*** EXERCISE MATERIAL ***

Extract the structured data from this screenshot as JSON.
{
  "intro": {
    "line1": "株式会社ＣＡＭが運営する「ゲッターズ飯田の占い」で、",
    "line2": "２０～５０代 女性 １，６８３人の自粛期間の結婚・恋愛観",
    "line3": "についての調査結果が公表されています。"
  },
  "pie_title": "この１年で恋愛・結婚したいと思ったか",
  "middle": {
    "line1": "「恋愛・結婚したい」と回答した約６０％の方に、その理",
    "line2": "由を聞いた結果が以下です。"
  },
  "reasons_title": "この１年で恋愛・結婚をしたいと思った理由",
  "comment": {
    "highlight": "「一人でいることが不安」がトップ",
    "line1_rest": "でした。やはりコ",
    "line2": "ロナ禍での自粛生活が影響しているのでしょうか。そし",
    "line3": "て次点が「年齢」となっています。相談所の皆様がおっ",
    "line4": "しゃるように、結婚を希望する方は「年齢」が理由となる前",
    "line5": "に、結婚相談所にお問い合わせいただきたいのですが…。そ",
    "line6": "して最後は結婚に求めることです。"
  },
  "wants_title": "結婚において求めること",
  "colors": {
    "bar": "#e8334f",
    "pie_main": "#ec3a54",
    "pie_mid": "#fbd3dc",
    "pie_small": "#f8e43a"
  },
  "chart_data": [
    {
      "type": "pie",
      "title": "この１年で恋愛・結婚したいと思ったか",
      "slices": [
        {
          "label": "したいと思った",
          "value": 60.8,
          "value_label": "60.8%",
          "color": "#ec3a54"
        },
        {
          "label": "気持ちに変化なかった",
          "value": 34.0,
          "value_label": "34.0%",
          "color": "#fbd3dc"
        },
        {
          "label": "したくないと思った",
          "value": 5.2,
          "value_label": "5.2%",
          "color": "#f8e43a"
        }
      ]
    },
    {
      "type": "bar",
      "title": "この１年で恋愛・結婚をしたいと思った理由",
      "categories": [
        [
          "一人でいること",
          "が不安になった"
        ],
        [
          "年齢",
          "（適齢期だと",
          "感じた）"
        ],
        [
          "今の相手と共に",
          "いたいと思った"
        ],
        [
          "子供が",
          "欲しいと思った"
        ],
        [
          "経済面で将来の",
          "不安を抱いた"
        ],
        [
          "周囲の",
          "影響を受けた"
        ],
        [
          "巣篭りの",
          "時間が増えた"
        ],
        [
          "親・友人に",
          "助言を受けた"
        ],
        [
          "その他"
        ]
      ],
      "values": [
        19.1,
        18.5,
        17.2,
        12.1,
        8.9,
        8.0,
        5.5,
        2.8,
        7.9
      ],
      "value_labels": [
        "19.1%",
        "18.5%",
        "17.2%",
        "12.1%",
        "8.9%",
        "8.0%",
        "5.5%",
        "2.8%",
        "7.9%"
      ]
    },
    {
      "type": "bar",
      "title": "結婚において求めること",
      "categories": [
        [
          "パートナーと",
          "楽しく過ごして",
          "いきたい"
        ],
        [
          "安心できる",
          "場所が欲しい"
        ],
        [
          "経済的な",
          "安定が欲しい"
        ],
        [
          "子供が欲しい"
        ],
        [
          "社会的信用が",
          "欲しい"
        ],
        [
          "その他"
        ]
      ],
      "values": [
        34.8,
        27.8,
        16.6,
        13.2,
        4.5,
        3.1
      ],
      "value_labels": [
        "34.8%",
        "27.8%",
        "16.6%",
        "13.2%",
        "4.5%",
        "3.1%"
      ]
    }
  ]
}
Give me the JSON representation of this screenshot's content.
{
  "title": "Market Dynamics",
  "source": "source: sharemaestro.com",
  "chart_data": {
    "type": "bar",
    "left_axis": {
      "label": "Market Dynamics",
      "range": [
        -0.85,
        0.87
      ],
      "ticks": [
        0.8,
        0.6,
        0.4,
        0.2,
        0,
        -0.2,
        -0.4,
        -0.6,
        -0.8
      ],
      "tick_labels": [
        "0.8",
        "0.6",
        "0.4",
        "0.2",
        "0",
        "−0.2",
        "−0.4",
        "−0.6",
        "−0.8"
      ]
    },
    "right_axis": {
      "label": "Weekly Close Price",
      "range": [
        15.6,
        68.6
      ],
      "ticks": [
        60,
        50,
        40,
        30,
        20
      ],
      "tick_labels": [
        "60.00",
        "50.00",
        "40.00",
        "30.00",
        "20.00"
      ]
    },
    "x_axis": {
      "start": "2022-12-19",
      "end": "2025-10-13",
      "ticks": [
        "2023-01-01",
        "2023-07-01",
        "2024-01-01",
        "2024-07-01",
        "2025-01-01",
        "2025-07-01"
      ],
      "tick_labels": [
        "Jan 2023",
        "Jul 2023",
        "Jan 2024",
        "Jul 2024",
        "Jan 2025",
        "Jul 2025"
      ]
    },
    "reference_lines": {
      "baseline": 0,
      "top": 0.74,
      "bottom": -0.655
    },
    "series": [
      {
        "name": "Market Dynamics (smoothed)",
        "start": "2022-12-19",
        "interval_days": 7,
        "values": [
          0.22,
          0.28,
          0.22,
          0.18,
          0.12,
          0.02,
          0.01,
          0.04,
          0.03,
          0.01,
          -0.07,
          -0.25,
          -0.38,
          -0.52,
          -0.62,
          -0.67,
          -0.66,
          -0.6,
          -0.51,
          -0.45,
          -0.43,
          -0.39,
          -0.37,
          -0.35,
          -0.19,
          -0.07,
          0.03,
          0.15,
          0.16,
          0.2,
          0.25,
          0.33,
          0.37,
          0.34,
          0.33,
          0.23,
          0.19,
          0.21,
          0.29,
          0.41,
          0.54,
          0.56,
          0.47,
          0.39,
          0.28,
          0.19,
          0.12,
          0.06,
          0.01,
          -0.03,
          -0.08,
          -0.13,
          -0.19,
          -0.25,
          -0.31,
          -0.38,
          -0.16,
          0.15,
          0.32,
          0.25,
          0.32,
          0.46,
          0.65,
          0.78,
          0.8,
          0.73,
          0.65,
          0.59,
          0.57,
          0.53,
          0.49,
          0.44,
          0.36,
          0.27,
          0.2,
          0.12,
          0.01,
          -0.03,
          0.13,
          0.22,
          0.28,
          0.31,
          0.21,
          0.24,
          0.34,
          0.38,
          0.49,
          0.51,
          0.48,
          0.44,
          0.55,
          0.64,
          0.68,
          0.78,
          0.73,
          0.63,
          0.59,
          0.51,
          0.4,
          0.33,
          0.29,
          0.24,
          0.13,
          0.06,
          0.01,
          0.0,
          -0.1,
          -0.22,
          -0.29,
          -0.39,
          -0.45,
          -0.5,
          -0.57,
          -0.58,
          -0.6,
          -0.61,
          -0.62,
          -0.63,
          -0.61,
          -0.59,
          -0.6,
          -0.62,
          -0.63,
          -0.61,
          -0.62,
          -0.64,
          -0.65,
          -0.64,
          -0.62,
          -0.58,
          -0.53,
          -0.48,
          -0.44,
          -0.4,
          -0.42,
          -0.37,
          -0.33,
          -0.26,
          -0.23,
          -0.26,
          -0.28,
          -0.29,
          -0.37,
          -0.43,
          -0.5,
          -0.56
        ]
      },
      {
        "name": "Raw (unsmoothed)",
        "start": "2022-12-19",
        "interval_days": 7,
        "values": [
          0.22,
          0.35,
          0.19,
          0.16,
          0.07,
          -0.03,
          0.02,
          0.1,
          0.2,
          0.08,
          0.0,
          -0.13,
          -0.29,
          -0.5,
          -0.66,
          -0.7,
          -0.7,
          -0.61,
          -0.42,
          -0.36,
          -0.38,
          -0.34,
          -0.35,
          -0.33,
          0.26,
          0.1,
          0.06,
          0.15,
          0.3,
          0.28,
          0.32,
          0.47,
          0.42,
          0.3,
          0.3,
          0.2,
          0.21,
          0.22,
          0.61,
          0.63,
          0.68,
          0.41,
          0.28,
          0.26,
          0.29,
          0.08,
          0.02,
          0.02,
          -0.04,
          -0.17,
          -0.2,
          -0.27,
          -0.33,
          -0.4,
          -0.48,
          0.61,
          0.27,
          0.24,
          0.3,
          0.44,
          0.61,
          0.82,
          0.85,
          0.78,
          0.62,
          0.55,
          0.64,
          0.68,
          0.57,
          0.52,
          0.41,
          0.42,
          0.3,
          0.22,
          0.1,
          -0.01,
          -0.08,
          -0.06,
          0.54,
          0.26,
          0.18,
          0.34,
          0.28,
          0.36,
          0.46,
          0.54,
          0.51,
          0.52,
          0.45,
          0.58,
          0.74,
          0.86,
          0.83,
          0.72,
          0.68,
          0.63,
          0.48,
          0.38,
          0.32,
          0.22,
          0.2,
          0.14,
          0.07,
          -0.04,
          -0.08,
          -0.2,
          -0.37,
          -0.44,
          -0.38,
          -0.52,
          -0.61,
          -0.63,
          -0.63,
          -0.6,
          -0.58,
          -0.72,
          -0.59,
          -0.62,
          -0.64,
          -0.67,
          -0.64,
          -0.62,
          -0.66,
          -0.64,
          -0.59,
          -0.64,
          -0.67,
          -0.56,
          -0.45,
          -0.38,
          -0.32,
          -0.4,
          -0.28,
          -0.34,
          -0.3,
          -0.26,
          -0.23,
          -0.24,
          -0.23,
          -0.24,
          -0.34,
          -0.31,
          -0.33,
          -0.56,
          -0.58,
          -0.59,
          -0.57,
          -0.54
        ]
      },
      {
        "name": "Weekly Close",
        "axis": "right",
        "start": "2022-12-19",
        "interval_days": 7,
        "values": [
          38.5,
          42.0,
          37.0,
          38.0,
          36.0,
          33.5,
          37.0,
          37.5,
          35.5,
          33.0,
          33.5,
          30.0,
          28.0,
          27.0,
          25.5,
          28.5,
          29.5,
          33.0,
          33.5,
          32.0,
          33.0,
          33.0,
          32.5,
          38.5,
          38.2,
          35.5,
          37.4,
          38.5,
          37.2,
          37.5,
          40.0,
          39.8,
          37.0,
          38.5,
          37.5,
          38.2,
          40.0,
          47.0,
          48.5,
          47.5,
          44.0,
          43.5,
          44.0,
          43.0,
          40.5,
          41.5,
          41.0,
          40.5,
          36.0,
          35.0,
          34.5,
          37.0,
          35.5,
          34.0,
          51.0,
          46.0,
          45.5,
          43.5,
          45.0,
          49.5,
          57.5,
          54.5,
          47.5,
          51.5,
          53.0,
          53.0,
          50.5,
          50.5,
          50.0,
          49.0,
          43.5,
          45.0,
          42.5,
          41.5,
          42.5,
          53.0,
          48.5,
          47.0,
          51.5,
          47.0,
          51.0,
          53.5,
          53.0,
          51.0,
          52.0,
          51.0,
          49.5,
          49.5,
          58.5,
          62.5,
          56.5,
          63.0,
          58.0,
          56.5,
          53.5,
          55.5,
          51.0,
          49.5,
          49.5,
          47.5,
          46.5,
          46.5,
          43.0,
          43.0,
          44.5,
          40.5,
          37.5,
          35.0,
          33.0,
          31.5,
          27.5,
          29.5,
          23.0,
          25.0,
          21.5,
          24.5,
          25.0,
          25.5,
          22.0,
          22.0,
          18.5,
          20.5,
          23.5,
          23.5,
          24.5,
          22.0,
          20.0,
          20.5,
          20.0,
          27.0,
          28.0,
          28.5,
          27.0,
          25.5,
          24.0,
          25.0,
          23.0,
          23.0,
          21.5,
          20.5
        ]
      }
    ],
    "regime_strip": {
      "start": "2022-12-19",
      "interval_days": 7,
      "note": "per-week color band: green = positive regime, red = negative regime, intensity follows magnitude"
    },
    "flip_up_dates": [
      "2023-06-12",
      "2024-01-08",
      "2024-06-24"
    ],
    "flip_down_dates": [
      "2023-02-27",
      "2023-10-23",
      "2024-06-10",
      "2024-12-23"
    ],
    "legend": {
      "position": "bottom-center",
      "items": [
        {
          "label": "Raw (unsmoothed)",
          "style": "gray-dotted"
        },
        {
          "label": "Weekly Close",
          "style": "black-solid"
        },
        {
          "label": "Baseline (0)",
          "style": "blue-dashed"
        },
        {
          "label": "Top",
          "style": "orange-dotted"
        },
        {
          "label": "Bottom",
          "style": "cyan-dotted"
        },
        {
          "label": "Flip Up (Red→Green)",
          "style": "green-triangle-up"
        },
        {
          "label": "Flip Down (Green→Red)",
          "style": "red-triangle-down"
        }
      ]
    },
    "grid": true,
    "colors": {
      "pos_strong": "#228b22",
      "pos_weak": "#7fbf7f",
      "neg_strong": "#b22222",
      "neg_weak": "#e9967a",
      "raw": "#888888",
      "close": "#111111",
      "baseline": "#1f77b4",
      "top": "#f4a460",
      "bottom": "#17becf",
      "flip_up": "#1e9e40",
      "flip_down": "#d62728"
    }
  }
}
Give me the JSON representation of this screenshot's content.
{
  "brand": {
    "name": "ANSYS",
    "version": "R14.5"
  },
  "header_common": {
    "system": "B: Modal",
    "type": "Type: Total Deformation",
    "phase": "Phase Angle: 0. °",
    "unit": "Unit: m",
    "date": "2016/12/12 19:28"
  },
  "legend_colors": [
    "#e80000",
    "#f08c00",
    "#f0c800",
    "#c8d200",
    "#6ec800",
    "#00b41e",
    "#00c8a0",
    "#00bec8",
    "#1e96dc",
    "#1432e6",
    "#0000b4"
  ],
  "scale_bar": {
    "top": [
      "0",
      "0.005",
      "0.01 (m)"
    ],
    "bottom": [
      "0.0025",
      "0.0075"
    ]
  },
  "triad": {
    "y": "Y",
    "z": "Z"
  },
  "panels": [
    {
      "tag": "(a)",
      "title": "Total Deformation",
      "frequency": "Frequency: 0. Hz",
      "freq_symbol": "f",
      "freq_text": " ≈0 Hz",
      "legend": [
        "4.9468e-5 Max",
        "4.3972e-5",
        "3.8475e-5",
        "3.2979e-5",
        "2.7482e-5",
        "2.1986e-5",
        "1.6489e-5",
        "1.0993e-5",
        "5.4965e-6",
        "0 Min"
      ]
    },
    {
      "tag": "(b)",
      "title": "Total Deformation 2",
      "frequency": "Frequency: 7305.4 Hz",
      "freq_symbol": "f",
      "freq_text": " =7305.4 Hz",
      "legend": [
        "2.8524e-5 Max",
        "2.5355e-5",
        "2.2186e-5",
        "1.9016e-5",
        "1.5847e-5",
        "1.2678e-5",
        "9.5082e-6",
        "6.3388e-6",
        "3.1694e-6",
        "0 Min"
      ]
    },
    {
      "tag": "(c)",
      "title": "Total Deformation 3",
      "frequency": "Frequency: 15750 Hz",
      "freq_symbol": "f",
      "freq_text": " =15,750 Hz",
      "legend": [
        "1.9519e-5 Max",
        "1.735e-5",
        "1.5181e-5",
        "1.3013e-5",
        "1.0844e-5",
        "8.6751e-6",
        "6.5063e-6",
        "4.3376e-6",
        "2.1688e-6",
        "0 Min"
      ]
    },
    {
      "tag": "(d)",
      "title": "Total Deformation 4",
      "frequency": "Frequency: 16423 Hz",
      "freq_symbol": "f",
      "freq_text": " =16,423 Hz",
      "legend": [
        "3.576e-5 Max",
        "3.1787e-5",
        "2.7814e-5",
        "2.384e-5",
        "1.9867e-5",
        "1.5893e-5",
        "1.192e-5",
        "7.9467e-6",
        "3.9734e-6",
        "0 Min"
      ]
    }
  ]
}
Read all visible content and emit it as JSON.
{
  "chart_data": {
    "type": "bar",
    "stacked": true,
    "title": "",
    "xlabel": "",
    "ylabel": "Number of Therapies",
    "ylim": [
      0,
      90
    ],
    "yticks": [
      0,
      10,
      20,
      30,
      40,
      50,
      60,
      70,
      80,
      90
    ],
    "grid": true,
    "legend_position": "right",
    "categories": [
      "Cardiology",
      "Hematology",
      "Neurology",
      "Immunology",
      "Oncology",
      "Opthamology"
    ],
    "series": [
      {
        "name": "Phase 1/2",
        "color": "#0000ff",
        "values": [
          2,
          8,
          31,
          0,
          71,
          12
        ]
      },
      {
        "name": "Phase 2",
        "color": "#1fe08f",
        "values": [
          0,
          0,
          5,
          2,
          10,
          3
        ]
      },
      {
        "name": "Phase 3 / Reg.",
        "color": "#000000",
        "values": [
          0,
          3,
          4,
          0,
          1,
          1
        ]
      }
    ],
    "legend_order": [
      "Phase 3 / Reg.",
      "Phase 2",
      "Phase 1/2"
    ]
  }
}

***

Scan the listing above. Collect all lines with the word "結婚において求めること".

WORKED SOLUTION:
  "wants_title": "結婚において求めること",
      "title": "結婚において求めること",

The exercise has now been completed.